# Start of GIVEN RECORDS

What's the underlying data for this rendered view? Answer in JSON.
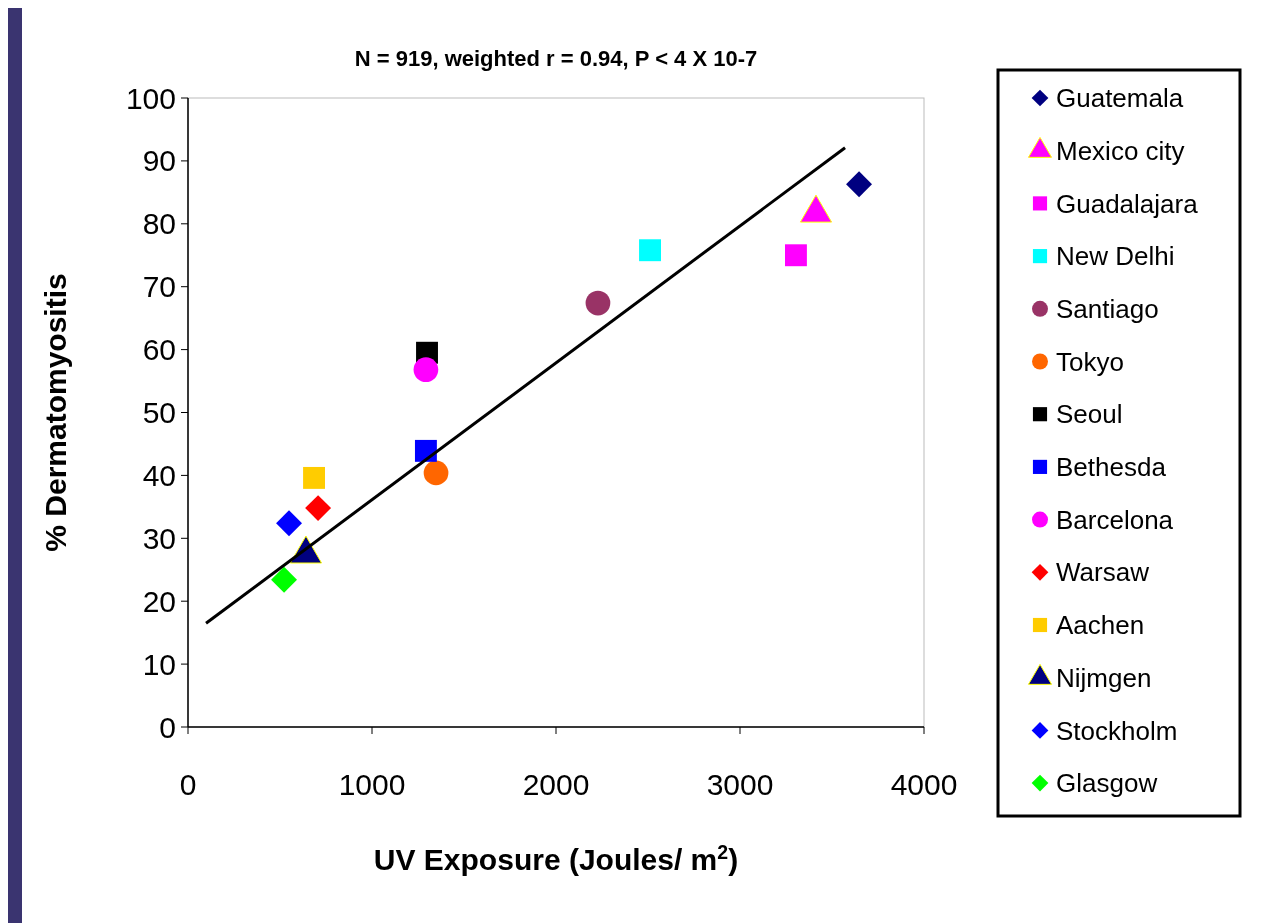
{
  "chart_data": {
    "type": "scatter",
    "title": "N = 919, weighted r = 0.94, P < 4 X 10-7",
    "xlabel": "UV Exposure (Joules/ m$^{2}$)",
    "ylabel": "% Dermatomyositis",
    "xlim": [
      0,
      4000
    ],
    "xticks": [
      0,
      1000,
      2000,
      3000,
      4000
    ],
    "ylim": [
      0,
      100
    ],
    "yticks": [
      0,
      10,
      20,
      30,
      40,
      50,
      60,
      70,
      80,
      90,
      100
    ],
    "grid": false,
    "legend": "right",
    "series": [
      {
        "name": "Guatemala",
        "color": "#000080",
        "marker": "diamond",
        "x": [
          3647
        ],
        "values": [
          86.3
        ]
      },
      {
        "name": "Mexico city",
        "color": "#ff00ff",
        "marker": "triangle",
        "x": [
          3413
        ],
        "values": [
          81.7
        ]
      },
      {
        "name": "Guadalajara",
        "color": "#ff00ff",
        "marker": "square",
        "x": [
          3304
        ],
        "values": [
          75
        ]
      },
      {
        "name": "New Delhi",
        "color": "#00ffff",
        "marker": "square",
        "x": [
          2511
        ],
        "values": [
          75.8
        ]
      },
      {
        "name": "Santiago",
        "color": "#993366",
        "marker": "circle",
        "x": [
          2228
        ],
        "values": [
          67.4
        ]
      },
      {
        "name": "Tokyo",
        "color": "#ff6600",
        "marker": "circle",
        "x": [
          1348
        ],
        "values": [
          40.4
        ]
      },
      {
        "name": "Seoul",
        "color": "#000000",
        "marker": "square",
        "x": [
          1299
        ],
        "values": [
          59.5
        ]
      },
      {
        "name": "Bethesda",
        "color": "#0000ff",
        "marker": "square",
        "x": [
          1293
        ],
        "values": [
          43.9
        ]
      },
      {
        "name": "Barcelona",
        "color": "#ff00ff",
        "marker": "circle",
        "x": [
          1293
        ],
        "values": [
          56.8
        ]
      },
      {
        "name": "Warsaw",
        "color": "#ff0000",
        "marker": "diamond",
        "x": [
          707
        ],
        "values": [
          34.8
        ]
      },
      {
        "name": "Aachen",
        "color": "#ffcc00",
        "marker": "square",
        "x": [
          685
        ],
        "values": [
          39.6
        ]
      },
      {
        "name": "Nijmgen",
        "color": "#000080",
        "marker": "triangle",
        "x": [
          641
        ],
        "values": [
          27.5
        ]
      },
      {
        "name": "Stockholm",
        "color": "#0000ff",
        "marker": "diamond",
        "x": [
          549
        ],
        "values": [
          32.4
        ]
      },
      {
        "name": "Glasgow",
        "color": "#00ff00",
        "marker": "diamond",
        "x": [
          522
        ],
        "values": [
          23.4
        ]
      },
      {
        "type": "line",
        "color": "#000000",
        "marker": "none",
        "x": [
          98,
          3571
        ],
        "values": [
          16.5,
          92.1
        ]
      }
    ]
  }
}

# End of GIVEN RECORDS

WHAT THE TASK REQUIRES: Copy the records above exactly. The pictures are not part of the copy.

SOLUTION BELOW:
What's the underlying data for this rendered view? Answer in JSON.
{
  "chart_data": {
    "type": "scatter",
    "title": "N = 919, weighted r = 0.94, P < 4 X 10-7",
    "xlabel": "UV Exposure (Joules/ m$^{2}$)",
    "ylabel": "% Dermatomyositis",
    "xlim": [
      0,
      4000
    ],
    "xticks": [
      0,
      1000,
      2000,
      3000,
      4000
    ],
    "ylim": [
      0,
      100
    ],
    "yticks": [
      0,
      10,
      20,
      30,
      40,
      50,
      60,
      70,
      80,
      90,
      100
    ],
    "grid": false,
    "legend": "right",
    "series": [
      {
        "name": "Guatemala",
        "color": "#000080",
        "marker": "diamond",
        "x": [
          3647
        ],
        "values": [
          86.3
        ]
      },
      {
        "name": "Mexico city",
        "color": "#ff00ff",
        "marker": "triangle",
        "x": [
          3413
        ],
        "values": [
          81.7
        ]
      },
      {
        "name": "Guadalajara",
        "color": "#ff00ff",
        "marker": "square",
        "x": [
          3304
        ],
        "values": [
          75
        ]
      },
      {
        "name": "New Delhi",
        "color": "#00ffff",
        "marker": "square",
        "x": [
          2511
        ],
        "values": [
          75.8
        ]
      },
      {
        "name": "Santiago",
        "color": "#993366",
        "marker": "circle",
        "x": [
          2228
        ],
        "values": [
          67.4
        ]
      },
      {
        "name": "Tokyo",
        "color": "#ff6600",
        "marker": "circle",
        "x": [
          1348
        ],
        "values": [
          40.4
        ]
      },
      {
        "name": "Seoul",
        "color": "#000000",
        "marker": "square",
        "x": [
          1299
        ],
        "values": [
          59.5
        ]
      },
      {
        "name": "Bethesda",
        "color": "#0000ff",
        "marker": "square",
        "x": [
          1293
        ],
        "values": [
          43.9
        ]
      },
      {
        "name": "Barcelona",
        "color": "#ff00ff",
        "marker": "circle",
        "x": [
          1293
        ],
        "values": [
          56.8
        ]
      },
      {
        "name": "Warsaw",
        "color": "#ff0000",
        "marker": "diamond",
        "x": [
          707
        ],
        "values": [
          34.8
        ]
      },
      {
        "name": "Aachen",
        "color": "#ffcc00",
        "marker": "square",
        "x": [
          685
        ],
        "values": [
          39.6
        ]
      },
      {
        "name": "Nijmgen",
        "color": "#000080",
        "marker": "triangle",
        "x": [
          641
        ],
        "values": [
          27.5
        ]
      },
      {
        "name": "Stockholm",
        "color": "#0000ff",
        "marker": "diamond",
        "x": [
          549
        ],
        "values": [
          32.4
        ]
      },
      {
        "name": "Glasgow",
        "color": "#00ff00",
        "marker": "diamond",
        "x": [
          522
        ],
        "values": [
          23.4
        ]
      },
      {
        "type": "line",
        "color": "#000000",
        "marker": "none",
        "x": [
          98,
          3571
        ],
        "values": [
          16.5,
          92.1
        ]
      }
    ]
  }
}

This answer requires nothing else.